[Records about charts and figures]
········
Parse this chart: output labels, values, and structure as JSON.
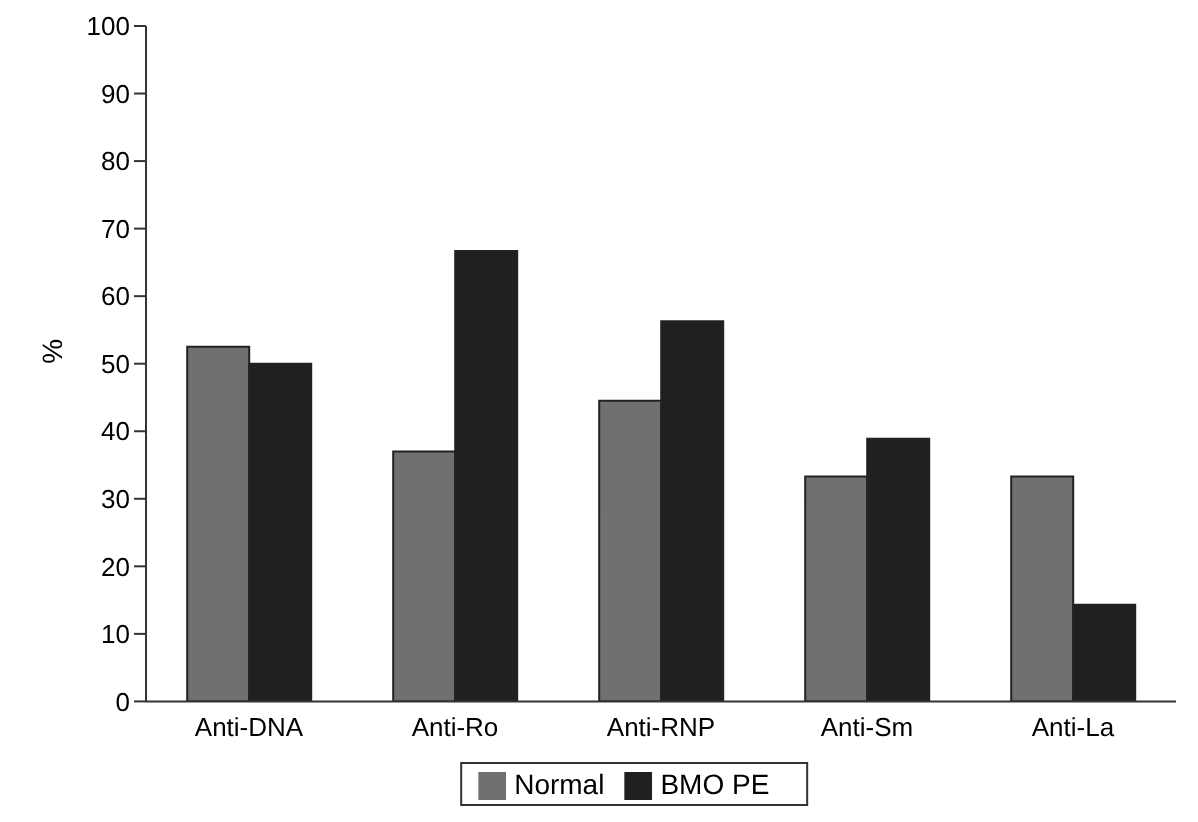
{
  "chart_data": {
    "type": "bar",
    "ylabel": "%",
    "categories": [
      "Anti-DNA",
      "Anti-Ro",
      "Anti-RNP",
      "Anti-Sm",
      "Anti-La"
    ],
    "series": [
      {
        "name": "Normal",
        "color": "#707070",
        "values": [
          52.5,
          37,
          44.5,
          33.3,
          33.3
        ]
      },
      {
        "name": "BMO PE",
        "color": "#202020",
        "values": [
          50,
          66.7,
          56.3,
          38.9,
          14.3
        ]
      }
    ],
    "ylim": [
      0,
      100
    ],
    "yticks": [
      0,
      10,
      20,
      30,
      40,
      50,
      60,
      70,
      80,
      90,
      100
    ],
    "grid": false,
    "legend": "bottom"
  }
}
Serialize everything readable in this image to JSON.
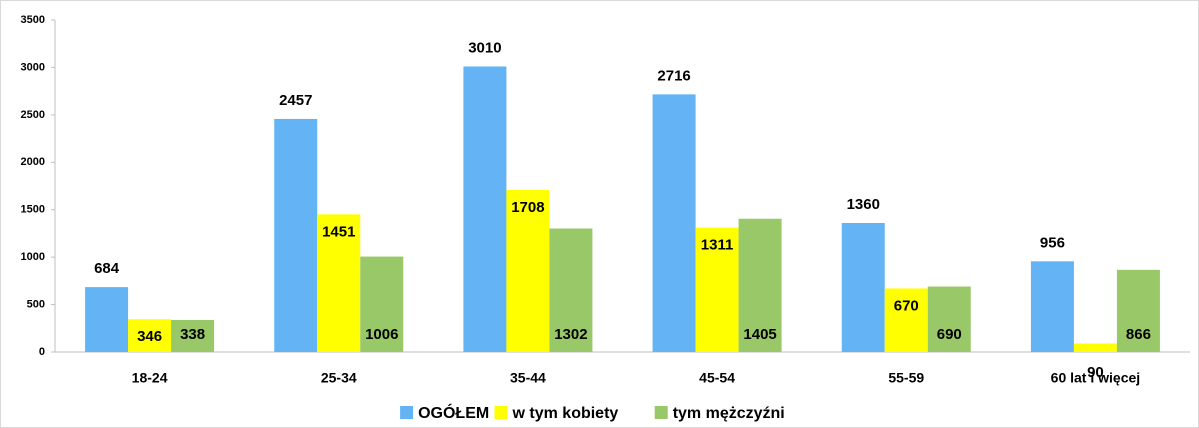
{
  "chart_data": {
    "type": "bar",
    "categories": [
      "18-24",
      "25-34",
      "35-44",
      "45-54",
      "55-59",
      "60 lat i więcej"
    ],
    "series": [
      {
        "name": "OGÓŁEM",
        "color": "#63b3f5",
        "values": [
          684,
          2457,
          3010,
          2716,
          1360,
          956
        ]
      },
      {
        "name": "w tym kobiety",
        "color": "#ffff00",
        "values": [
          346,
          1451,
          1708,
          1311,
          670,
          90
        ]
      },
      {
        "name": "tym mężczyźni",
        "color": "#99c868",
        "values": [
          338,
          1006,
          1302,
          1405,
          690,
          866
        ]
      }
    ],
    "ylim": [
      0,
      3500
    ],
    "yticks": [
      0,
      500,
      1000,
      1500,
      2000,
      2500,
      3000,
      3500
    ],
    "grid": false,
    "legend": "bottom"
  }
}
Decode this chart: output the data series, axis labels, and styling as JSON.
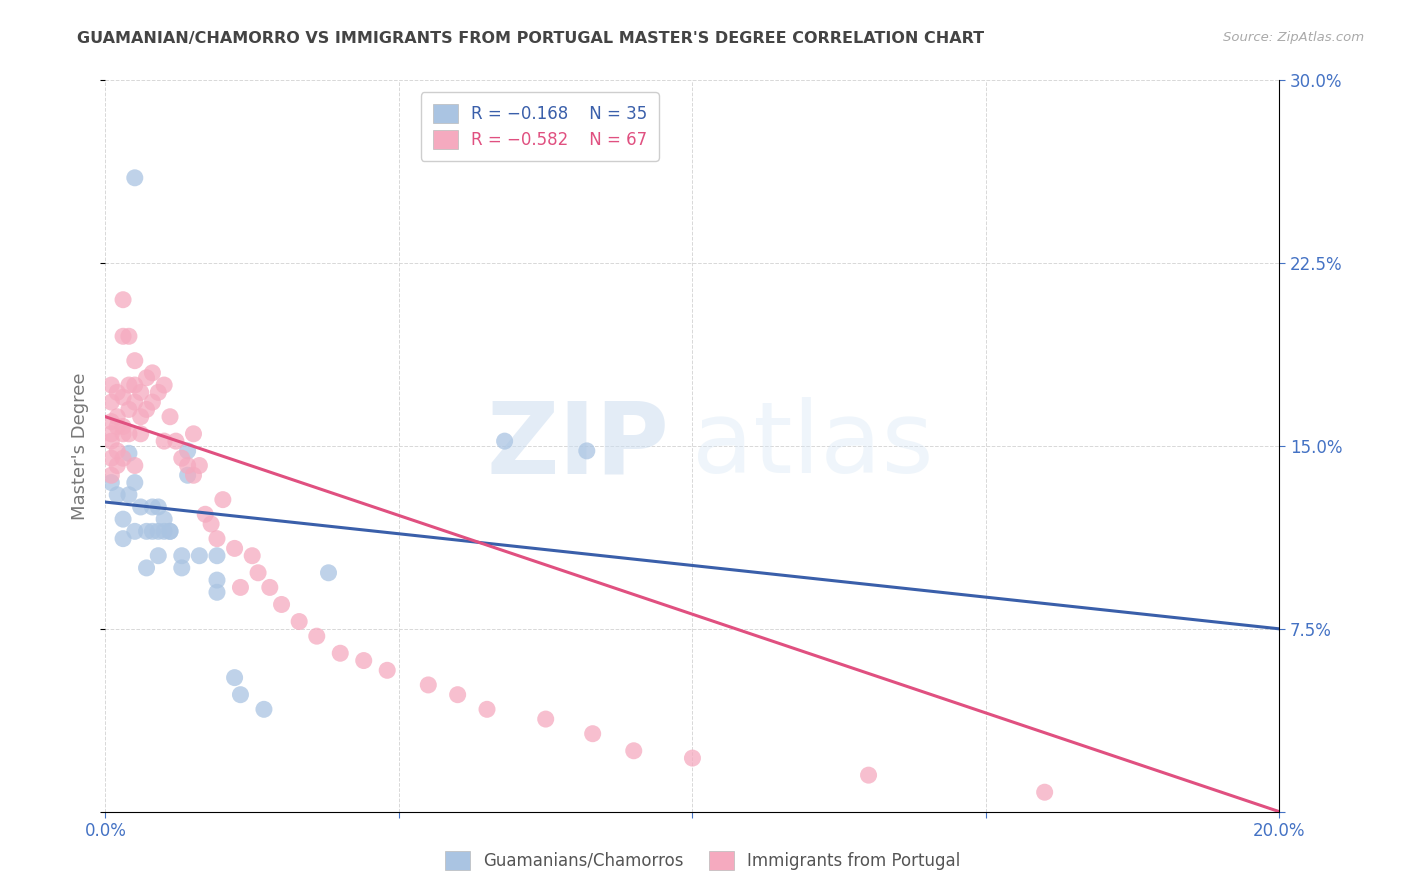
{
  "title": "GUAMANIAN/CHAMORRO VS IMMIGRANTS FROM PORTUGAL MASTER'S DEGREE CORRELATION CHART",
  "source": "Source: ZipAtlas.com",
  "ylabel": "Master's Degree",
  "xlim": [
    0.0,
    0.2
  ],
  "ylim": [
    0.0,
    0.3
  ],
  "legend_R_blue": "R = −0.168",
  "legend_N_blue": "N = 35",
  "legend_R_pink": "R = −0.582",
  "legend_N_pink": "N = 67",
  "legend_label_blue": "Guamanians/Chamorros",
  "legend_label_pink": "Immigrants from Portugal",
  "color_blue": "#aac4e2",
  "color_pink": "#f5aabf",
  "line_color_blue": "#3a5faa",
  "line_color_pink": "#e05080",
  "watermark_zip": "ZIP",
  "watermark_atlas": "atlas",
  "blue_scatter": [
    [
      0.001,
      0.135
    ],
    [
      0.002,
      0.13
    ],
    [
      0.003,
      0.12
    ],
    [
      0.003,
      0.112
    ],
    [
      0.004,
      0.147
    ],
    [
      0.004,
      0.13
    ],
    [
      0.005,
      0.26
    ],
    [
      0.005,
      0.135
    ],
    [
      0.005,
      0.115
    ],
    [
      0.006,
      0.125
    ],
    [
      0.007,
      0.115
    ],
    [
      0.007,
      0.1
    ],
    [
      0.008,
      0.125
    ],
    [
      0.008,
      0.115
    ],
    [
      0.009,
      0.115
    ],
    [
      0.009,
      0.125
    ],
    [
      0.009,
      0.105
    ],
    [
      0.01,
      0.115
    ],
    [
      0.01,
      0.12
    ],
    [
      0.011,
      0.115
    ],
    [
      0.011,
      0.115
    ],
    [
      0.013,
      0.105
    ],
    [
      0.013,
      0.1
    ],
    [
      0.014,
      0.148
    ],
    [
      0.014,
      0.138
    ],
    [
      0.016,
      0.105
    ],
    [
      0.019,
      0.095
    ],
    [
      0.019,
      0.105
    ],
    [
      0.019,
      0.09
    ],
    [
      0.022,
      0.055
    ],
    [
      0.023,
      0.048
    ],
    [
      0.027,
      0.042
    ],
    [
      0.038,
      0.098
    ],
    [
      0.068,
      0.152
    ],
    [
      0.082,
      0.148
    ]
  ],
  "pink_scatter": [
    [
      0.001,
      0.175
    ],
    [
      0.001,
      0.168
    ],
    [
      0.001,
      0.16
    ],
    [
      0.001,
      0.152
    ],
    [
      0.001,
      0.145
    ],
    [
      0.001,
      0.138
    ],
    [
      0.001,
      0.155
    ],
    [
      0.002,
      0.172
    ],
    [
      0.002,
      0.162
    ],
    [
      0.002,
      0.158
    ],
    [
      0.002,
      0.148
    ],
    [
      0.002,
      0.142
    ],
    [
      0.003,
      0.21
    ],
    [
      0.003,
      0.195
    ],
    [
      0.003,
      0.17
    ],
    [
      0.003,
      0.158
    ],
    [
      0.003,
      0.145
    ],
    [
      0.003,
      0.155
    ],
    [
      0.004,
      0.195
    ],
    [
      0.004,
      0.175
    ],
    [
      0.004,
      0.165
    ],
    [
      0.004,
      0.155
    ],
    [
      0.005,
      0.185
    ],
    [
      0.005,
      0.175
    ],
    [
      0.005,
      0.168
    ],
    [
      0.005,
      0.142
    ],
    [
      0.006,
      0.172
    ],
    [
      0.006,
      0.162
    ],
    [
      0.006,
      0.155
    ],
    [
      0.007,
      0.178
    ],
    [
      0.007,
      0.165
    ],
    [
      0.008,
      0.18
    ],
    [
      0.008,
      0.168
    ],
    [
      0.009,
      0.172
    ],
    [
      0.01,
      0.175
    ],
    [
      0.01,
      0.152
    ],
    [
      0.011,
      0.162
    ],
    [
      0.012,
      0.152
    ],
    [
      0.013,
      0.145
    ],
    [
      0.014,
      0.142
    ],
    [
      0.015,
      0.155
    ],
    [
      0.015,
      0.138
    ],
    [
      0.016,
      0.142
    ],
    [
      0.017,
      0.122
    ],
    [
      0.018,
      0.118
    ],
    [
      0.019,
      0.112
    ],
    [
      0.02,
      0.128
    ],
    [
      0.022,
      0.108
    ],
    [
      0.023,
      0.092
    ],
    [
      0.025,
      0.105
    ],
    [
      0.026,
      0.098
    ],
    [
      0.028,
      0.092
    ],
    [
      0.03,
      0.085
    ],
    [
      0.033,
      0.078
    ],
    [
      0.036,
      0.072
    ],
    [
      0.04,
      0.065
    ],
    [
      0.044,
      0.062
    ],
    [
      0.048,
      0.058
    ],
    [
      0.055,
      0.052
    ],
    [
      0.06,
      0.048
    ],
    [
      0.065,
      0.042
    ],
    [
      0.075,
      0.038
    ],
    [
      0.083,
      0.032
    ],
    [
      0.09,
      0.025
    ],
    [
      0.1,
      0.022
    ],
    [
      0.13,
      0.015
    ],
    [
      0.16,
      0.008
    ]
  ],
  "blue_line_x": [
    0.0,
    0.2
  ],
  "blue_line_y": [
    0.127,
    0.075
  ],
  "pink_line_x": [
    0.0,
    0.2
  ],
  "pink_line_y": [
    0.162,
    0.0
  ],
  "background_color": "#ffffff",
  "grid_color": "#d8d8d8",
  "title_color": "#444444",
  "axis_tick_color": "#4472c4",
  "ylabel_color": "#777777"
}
········
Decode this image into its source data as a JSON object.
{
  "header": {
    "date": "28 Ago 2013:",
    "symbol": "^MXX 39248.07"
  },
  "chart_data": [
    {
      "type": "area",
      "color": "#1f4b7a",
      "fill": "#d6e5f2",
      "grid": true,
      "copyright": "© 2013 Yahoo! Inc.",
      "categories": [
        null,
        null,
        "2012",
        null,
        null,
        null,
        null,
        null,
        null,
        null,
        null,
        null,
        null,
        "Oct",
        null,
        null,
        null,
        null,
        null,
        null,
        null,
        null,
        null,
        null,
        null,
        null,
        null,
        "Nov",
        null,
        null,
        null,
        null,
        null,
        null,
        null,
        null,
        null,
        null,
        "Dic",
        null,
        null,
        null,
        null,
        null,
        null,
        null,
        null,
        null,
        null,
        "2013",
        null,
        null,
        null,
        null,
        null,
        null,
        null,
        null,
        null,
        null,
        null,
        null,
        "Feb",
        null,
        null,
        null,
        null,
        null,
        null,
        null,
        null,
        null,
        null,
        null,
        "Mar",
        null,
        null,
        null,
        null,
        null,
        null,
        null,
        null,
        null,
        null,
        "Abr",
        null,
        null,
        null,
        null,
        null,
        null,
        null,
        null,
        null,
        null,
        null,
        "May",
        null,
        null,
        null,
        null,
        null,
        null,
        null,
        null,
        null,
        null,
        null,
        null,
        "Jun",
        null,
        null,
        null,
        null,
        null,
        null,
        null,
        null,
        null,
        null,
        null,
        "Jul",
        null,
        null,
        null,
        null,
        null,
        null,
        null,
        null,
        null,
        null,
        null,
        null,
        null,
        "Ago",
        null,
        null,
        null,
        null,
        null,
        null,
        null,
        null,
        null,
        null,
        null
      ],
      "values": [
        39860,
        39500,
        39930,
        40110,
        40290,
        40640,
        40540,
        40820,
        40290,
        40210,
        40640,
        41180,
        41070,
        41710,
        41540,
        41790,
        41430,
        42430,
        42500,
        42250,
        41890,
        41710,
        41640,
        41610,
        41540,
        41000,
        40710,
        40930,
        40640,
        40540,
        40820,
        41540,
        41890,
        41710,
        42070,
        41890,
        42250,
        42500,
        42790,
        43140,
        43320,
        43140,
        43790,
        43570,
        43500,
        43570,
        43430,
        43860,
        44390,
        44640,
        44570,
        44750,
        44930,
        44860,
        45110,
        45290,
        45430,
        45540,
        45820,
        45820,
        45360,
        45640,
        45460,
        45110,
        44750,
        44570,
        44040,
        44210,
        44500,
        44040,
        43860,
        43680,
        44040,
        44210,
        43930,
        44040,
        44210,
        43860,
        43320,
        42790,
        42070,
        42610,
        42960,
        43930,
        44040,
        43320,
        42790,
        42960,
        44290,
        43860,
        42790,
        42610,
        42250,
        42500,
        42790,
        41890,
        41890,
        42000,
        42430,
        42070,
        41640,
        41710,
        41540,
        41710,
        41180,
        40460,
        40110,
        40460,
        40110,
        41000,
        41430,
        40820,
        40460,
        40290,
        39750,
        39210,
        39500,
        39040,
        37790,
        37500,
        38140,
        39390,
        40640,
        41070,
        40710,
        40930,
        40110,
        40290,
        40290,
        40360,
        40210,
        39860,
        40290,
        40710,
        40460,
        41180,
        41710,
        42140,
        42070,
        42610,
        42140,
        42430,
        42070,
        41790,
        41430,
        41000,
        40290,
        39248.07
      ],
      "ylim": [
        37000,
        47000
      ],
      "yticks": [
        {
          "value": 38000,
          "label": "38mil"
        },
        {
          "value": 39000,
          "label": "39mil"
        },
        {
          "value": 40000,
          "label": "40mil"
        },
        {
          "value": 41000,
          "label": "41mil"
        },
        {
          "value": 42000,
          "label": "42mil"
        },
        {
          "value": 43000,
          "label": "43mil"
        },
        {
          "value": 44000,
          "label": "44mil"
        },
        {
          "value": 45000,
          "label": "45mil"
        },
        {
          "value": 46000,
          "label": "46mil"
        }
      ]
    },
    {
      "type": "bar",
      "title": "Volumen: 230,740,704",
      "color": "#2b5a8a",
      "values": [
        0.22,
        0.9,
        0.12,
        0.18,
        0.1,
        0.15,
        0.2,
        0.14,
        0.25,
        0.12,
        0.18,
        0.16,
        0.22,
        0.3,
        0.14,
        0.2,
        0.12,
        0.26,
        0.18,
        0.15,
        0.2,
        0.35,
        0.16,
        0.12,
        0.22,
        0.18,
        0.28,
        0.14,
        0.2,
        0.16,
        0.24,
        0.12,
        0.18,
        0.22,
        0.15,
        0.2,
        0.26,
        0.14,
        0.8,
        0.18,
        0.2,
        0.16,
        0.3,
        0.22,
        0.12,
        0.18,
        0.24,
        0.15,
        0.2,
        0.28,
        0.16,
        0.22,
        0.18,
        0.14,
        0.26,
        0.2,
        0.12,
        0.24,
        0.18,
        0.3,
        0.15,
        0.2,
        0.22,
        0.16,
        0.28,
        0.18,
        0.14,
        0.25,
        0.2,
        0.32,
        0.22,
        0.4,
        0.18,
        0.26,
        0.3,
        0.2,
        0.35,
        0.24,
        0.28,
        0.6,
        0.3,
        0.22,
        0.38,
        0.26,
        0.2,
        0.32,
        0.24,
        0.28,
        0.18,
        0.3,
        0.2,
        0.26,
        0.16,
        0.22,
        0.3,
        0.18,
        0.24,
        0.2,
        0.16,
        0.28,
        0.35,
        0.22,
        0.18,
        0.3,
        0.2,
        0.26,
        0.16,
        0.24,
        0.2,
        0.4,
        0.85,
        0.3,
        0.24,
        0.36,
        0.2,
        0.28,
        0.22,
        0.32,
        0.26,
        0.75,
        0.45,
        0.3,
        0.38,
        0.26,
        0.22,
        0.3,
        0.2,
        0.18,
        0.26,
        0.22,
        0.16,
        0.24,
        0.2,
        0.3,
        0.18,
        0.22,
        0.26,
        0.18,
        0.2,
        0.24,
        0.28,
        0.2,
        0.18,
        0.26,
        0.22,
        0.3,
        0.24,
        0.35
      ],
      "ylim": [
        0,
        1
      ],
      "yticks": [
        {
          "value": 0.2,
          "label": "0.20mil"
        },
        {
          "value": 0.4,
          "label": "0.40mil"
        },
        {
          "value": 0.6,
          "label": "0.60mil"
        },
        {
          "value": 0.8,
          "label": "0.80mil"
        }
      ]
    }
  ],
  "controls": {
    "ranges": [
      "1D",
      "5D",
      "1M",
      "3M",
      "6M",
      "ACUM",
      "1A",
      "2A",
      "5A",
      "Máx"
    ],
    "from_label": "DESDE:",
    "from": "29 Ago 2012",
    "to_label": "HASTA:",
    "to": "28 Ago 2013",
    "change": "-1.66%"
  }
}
········
## REQUIREMENTS
Search the preceding listing for the word "source" and pull out every line that holds it.

## RESPONSE
  "source": "Source: ZipAtlas.com",
Decode this image into its source data as a JSON object.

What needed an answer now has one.